◆ Task brief
Pick out every line in the data below that holds "Pellets".

══════

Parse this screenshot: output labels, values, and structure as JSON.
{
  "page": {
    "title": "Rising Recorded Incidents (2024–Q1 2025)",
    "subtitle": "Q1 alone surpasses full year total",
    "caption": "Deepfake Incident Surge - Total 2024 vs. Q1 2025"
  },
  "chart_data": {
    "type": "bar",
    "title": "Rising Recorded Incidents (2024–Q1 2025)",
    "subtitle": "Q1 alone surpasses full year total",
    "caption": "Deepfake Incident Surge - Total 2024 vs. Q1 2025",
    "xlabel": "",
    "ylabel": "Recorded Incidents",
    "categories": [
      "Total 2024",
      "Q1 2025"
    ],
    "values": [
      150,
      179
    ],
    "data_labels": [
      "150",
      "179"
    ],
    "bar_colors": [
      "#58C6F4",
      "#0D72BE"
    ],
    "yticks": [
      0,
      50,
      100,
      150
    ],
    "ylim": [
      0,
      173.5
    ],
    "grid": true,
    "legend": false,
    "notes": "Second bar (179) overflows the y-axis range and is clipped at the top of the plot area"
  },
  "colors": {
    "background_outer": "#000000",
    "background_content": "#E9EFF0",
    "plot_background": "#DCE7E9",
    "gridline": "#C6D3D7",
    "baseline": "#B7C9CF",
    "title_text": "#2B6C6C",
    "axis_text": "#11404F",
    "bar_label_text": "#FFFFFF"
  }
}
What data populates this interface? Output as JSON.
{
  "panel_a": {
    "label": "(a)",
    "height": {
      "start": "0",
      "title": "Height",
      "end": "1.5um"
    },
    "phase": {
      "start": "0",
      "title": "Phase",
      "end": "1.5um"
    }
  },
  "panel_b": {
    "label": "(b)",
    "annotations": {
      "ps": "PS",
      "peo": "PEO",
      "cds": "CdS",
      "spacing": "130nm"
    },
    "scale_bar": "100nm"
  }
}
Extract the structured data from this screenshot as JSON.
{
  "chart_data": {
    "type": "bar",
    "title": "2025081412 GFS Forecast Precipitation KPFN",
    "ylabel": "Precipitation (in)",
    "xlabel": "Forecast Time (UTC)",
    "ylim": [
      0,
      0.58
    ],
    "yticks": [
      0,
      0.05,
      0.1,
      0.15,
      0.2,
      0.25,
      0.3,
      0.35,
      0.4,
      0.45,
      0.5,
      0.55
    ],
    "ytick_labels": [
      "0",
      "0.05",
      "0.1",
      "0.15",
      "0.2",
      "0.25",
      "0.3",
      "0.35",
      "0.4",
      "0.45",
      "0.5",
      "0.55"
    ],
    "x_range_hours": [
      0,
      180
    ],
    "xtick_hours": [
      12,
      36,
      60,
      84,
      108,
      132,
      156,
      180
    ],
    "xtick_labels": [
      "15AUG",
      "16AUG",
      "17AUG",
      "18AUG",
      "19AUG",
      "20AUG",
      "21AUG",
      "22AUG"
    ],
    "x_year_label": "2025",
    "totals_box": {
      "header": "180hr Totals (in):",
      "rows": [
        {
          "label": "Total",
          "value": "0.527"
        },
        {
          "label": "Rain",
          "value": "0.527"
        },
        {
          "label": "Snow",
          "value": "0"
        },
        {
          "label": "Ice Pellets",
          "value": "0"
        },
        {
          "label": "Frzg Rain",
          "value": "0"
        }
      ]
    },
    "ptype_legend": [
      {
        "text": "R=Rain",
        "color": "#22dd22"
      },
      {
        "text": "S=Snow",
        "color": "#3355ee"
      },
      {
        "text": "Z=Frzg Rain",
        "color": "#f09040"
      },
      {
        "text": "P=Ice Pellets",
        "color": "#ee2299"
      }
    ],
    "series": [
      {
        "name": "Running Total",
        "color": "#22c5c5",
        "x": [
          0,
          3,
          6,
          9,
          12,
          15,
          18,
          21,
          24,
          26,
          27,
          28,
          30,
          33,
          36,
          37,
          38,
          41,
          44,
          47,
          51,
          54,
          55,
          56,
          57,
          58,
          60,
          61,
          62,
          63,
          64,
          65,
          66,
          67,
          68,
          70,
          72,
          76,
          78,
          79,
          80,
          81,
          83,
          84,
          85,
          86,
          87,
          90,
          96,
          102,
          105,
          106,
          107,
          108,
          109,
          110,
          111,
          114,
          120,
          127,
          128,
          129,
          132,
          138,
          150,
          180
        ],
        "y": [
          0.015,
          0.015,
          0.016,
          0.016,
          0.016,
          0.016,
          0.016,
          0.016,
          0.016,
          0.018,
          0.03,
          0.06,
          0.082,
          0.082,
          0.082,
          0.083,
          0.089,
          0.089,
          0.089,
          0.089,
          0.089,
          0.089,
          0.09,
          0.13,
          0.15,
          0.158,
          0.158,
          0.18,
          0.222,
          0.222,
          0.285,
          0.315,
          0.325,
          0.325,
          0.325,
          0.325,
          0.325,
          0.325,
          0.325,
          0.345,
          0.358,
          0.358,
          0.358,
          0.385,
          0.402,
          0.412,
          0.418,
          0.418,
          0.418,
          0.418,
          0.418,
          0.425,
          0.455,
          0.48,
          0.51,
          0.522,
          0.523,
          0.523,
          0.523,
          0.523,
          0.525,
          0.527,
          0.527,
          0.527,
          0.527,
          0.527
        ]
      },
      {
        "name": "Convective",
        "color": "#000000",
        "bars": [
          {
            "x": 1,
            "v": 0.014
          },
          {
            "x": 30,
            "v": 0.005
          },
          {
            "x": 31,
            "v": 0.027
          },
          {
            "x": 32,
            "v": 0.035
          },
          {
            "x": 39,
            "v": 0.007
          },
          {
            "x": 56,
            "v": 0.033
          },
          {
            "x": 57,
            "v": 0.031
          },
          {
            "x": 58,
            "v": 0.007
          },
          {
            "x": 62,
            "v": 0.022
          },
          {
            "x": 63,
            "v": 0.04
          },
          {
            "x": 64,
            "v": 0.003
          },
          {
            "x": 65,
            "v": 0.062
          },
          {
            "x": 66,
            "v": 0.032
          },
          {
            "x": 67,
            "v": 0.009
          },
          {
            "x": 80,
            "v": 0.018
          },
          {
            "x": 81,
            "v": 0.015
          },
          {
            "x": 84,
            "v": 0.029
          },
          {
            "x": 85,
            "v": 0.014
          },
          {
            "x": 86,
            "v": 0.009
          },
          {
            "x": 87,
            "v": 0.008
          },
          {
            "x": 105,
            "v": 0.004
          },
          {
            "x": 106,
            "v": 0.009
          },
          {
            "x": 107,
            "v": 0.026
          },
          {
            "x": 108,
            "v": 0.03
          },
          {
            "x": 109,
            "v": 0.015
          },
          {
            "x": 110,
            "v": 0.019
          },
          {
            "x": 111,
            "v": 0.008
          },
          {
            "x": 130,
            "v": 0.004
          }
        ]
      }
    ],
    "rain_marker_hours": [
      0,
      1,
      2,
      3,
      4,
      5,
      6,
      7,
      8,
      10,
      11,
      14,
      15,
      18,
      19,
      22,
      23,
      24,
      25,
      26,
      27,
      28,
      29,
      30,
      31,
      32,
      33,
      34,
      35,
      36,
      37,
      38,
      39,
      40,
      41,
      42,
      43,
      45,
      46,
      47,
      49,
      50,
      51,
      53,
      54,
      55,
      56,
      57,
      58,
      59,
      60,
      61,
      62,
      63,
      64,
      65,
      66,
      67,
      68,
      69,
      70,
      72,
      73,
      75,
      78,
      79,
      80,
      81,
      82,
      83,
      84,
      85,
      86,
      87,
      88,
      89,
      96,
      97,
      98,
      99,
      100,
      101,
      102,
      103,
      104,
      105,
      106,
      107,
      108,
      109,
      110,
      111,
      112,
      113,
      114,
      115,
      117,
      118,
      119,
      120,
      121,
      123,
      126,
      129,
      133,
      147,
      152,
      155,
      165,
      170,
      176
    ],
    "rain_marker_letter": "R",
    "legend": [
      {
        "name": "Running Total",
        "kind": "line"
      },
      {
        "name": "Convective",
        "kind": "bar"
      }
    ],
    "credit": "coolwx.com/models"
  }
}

══════

◆ Exercise answer
          "label": "Ice Pellets",
        "text": "P=Ice Pellets",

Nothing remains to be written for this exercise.